Experiments on PIV in biomimetic studies are often conducted on an object fixed at a particular point, such as a flapping mechanism [25,35,36] or an actual wing [18,33,37]. For analyses of the flow field of a real hovering insect, a living specimen is often fixed at a point [18,26,33]. The flow structure might differ since the insect may try to break free and thus display a varied wing motion if it becomes stuck. According to previous studies, there has been little research on the flow field of a real hovering butterfly. We endeavored and took on a challenge in the current study. A high-speed camera (Phantom v7.3) operated at a sample rate of 1000 Hz with a resolution of 1024 × 768 pixels was used to record the variation in the flow field. The post-image process was implemented with commercial software (Insight 4G). Alumina powders with a particle diameter of 3 μm were chosen as the tracer particles. A tracer particle was considered appropriate when the settling velocity, denoted as $u_{\infty }=$ gd_p²(ρ_p − ρ_f)/18μ, was much lower than the flow velocity [38], where ρ_p and ρ_f are the particle and fluid densities, respectively; d_p denotes the diameter of a particle; g denotes gravity; and μ denotes the fluid viscosity. The value of the settling velocity was of order 10⁻³–10⁻⁴, which was much smaller than the flow field velocity; the tracer particle was hence suitable for the experiment.

**Data segment**
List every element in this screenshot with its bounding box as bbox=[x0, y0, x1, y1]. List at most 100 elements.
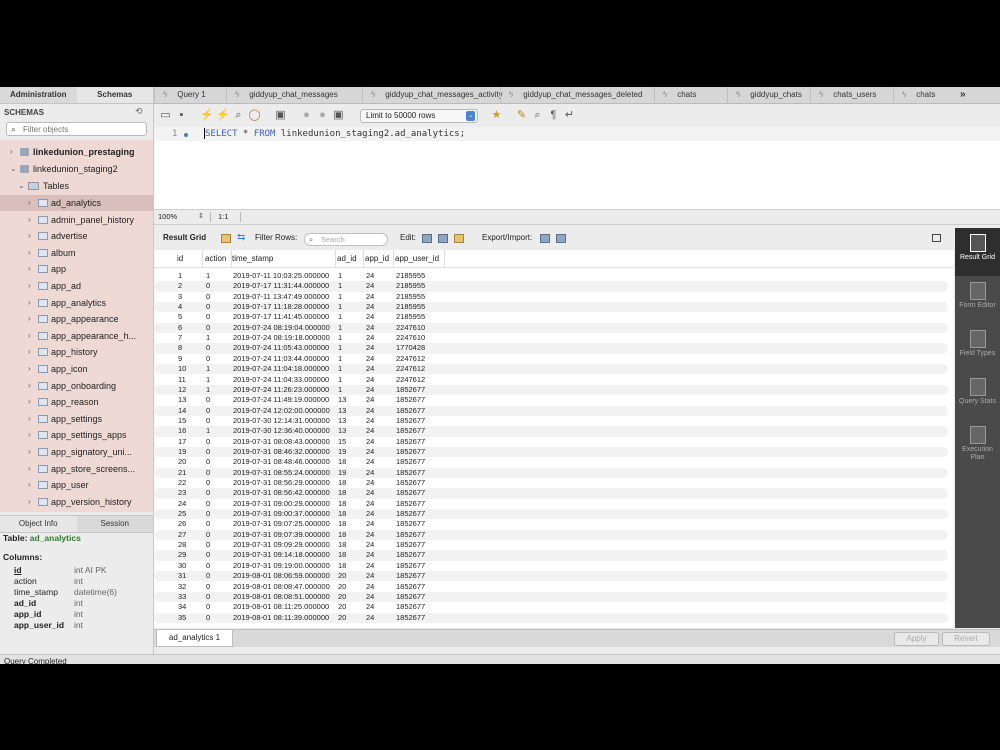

**Instructions**
A. In the excerpt on measuring the flow around a hovering butterfly:
(i) What sample rate and resolution did the high-speed camera use?
(ii) What material served as the tracer particles, and what was their diameter?
(iii) Why might the flow structure differ when a living insect is fixed at a point?
B. How would the excerpt on measuring the flow around a hovering butterfly go on? Extend it with a paragraph that picks up after its last sentence.

**Per-task outputs**
A.
(i) 1000 Hz, with a resolution of 1024 × 768 pixels.
(ii) Alumina powders with a particle diameter of 3 μm.
(iii) The insect may try to break free and so display a varied wing motion if it becomes stuck.

B.
2.3. Simulation Scheme and Wing Model

Numerical analyses were applied with commercial software (ANSYS FLUENT) to address the flying behavior of a butterfly. The finite-volume method was used, and the semi-implicit method for pressure-linked equations consistent (SIMPLEC) was adopted to solve the pressure and velocity fields. The numerical calculation was solved with two workstations (AMD Ryzen Threadripper PRO 3995WX, 64-core 2.70 GHz, RAM-128 GB; AMD Ryzen Threadripper 3990X, 64-core 2.90 GHz, RAM-128 GB). The governing equations are

$$\nabla ·\overrightarrow{u}=0$$

(1)

$${\rho }_f\left(\frac{D\overrightarrow{u}}{\mathit{Dt}}\right)=-\nabla P+\mu {\nabla }^2{ \overrightarrow{u}+\rho }_f\overrightarrow{g}$$

(2)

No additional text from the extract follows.